--- DATA FOR REVIEW Enclosed Below ---

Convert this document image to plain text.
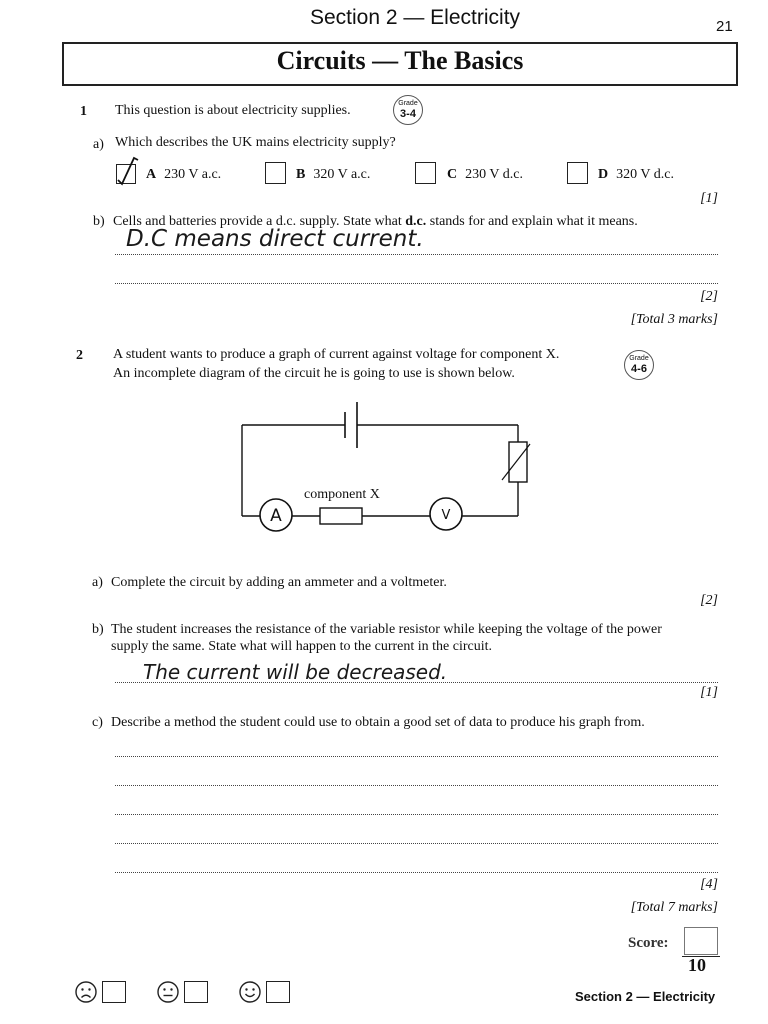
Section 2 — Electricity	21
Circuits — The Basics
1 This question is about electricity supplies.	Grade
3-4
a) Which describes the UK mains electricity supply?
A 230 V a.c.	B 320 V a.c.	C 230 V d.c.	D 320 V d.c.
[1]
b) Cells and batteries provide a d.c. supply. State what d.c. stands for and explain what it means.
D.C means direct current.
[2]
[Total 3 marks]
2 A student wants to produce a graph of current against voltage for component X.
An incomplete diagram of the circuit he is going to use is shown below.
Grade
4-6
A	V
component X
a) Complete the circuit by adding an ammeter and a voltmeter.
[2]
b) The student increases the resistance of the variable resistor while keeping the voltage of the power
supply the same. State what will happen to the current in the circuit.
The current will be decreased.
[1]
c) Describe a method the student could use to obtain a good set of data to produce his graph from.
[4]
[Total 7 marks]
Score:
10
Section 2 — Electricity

--- End of Enclosed DATA FOR REVIEW ---

Reproduce all entries without any change, and omit the pictures.

> _YOUR RESPONSE_:
Convert this document image to plain text.
Section 2 — Electricity	21
Circuits — The Basics
1 This question is about electricity supplies.	Grade
3-4
a) Which describes the UK mains electricity supply?
A 230 V a.c.	B 320 V a.c.	C 230 V d.c.	D 320 V d.c.
[1]
b) Cells and batteries provide a d.c. supply. State what d.c. stands for and explain what it means.
D.C means direct current.
[2]
[Total 3 marks]
2 A student wants to produce a graph of current against voltage for component X.
An incomplete diagram of the circuit he is going to use is shown below.
Grade
4-6
A	V
component X
a) Complete the circuit by adding an ammeter and a voltmeter.
[2]
b) The student increases the resistance of the variable resistor while keeping the voltage of the power
supply the same. State what will happen to the current in the circuit.
The current will be decreased.
[1]
c) Describe a method the student could use to obtain a good set of data to produce his graph from.
[4]
[Total 7 marks]
Score:
10
Section 2 — Electricity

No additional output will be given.